▸ WHAT IS NEEDED
Leave out the pictures, then reproduce the rest of the material exactly.

===== EXERCISE MATERIALS =====

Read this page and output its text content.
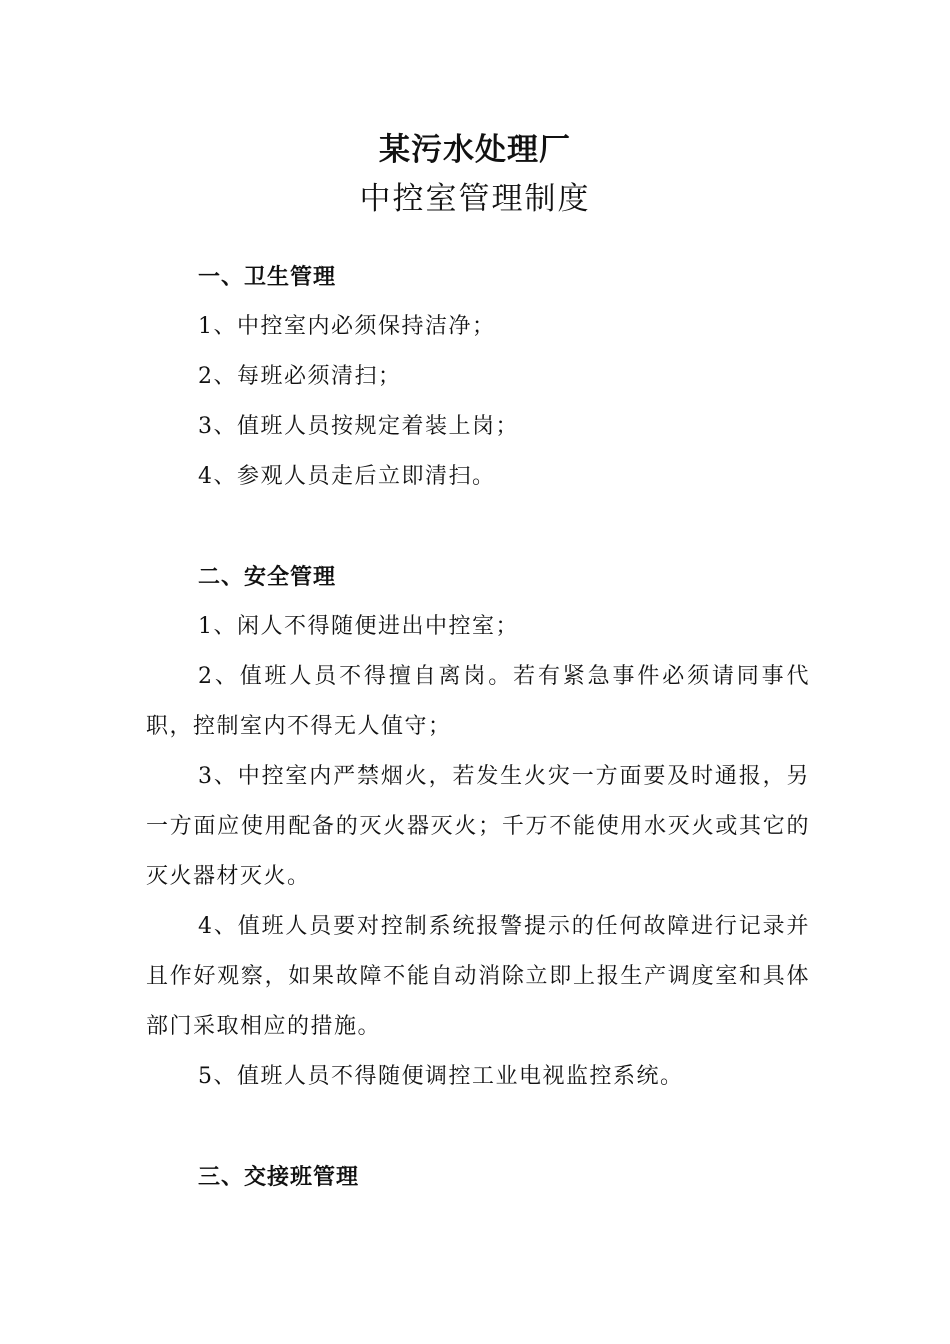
某污水处理厂
中控室管理制度
一、卫生管理

1、中控室内必须保持洁净；

2、每班必须清扫；

3、值班人员按规定着装上岗；

4、参观人员走后立即清扫。

二、安全管理

1、闲人不得随便进出中控室；

2、值班人员不得擅自离岗。若有紧急事件必须请同事代职，控制室内不得无人值守；

3、中控室内严禁烟火，若发生火灾一方面要及时通报，另一方面应使用配备的灭火器灭火；千万不能使用水灭火或其它的灭火器材灭火。

4、值班人员要对控制系统报警提示的任何故障进行记录并且作好观察，如果故障不能自动消除立即上报生产调度室和具体部门采取相应的措施。

5、值班人员不得随便调控工业电视监控系统。

三、交接班管理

=====

▸ FINAL RESULT
Read this page and output its text content.
某污水处理厂
中控室管理制度
一、卫生管理

1、中控室内必须保持洁净；

2、每班必须清扫；

3、值班人员按规定着装上岗；

4、参观人员走后立即清扫。

二、安全管理

1、闲人不得随便进出中控室；

2、值班人员不得擅自离岗。若有紧急事件必须请同事代职，控制室内不得无人值守；

3、中控室内严禁烟火，若发生火灾一方面要及时通报，另一方面应使用配备的灭火器灭火；千万不能使用水灭火或其它的灭火器材灭火。

4、值班人员要对控制系统报警提示的任何故障进行记录并且作好观察，如果故障不能自动消除立即上报生产调度室和具体部门采取相应的措施。

5、值班人员不得随便调控工业电视监控系统。

三、交接班管理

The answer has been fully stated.